▶ What is required
Which lines below hold the word "once"? Report each one.

▶ Supplied entries
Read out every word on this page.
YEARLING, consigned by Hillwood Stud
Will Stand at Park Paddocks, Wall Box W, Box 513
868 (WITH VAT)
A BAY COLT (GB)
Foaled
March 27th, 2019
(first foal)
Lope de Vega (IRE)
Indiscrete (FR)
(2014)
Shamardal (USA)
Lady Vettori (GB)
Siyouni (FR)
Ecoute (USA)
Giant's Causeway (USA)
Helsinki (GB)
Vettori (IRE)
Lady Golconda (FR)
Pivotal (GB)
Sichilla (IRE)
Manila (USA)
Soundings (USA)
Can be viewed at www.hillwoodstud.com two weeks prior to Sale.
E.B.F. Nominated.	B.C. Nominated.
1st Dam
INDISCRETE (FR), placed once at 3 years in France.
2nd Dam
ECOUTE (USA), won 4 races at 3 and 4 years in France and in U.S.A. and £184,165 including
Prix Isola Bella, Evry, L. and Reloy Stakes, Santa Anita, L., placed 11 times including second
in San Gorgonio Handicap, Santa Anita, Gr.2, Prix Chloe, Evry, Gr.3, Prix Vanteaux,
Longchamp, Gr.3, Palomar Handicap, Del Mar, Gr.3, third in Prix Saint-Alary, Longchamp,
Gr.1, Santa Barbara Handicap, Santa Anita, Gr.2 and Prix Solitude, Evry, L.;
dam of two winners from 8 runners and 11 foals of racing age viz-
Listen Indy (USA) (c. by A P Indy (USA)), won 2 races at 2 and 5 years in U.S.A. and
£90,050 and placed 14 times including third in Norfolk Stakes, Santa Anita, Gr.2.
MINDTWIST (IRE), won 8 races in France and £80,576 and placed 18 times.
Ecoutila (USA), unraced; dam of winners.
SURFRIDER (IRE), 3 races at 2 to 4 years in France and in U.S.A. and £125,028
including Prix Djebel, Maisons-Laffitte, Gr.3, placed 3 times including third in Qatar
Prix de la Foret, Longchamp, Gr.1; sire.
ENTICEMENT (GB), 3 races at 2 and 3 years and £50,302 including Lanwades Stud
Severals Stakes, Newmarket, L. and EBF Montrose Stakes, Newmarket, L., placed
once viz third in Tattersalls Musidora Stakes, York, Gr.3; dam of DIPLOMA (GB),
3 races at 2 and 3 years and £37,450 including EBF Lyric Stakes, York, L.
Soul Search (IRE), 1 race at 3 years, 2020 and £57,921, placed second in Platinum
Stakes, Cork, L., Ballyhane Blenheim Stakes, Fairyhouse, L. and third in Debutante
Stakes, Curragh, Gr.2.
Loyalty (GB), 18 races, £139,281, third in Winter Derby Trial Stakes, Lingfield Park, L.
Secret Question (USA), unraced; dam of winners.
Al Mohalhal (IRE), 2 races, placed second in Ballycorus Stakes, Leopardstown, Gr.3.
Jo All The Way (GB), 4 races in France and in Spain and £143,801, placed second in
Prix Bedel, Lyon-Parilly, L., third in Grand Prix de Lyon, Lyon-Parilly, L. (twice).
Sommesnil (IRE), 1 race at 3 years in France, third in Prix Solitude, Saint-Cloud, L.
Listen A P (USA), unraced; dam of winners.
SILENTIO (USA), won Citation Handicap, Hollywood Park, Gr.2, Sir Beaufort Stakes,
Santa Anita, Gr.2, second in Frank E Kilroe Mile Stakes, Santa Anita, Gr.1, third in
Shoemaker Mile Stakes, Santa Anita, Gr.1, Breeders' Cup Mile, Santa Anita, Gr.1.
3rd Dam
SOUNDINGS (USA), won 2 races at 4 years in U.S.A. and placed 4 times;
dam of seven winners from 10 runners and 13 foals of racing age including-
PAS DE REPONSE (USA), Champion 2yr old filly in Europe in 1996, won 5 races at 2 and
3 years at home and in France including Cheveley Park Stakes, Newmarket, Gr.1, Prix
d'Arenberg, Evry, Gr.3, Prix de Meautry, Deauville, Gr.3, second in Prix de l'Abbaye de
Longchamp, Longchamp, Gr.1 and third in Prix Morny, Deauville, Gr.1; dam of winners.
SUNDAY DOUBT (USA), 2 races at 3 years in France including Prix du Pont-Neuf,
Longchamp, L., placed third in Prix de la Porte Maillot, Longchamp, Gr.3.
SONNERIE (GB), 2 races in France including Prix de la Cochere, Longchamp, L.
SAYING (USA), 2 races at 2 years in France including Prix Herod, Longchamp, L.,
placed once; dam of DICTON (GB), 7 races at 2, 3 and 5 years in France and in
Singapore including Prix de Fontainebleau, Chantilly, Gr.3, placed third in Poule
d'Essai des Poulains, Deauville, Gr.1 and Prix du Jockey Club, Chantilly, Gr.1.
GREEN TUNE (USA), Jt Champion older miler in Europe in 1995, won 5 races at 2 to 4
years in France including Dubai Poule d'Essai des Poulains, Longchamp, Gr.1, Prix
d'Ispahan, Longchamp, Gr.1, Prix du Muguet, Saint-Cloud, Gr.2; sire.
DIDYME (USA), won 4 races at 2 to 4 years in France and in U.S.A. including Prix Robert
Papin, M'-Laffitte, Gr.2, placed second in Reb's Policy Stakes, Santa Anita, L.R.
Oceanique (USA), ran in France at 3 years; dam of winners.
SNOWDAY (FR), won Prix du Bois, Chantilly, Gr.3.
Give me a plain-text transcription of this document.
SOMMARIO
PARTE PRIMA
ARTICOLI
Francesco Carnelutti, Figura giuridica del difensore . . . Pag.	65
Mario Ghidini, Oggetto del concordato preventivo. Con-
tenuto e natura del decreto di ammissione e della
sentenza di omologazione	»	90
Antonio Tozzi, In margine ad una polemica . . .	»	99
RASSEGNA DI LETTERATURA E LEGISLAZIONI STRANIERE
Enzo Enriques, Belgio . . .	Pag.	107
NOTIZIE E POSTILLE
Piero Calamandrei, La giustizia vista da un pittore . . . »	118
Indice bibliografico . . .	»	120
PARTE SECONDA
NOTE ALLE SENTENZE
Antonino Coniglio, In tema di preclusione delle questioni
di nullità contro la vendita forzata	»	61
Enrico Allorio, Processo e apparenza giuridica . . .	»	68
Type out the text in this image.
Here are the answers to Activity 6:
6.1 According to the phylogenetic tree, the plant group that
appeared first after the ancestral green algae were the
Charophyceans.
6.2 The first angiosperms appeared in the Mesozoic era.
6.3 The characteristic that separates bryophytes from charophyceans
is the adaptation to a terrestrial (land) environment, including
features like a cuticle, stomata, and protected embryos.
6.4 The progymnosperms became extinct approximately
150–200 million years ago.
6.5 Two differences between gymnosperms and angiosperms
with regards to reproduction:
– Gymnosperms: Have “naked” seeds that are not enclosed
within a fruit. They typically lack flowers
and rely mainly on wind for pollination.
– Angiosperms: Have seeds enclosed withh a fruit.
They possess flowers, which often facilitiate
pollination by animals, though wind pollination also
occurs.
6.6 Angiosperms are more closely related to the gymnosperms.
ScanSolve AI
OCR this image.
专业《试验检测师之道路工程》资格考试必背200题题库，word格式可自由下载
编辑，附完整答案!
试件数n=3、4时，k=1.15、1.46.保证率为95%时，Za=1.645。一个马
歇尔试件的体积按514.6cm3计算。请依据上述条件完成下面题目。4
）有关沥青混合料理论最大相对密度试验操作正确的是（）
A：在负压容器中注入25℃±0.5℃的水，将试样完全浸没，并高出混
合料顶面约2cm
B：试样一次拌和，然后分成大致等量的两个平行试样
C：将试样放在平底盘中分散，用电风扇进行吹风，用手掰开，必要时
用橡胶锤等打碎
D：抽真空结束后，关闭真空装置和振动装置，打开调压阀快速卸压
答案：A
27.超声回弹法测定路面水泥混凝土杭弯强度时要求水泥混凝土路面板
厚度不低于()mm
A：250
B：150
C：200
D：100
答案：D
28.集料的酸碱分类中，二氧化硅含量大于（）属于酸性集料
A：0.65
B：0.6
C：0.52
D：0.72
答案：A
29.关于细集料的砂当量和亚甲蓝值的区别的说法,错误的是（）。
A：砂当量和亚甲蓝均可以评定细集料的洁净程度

▶ Task solution
INDISCRETE (FR), placed once at 3 years in France.
once viz third in Tattersalls Musidora Stakes, York, Gr.3; dam of DIPLOMA (GB),
placed once; dam of DICTON (GB), 7 races at 2, 3 and 5 years in France and in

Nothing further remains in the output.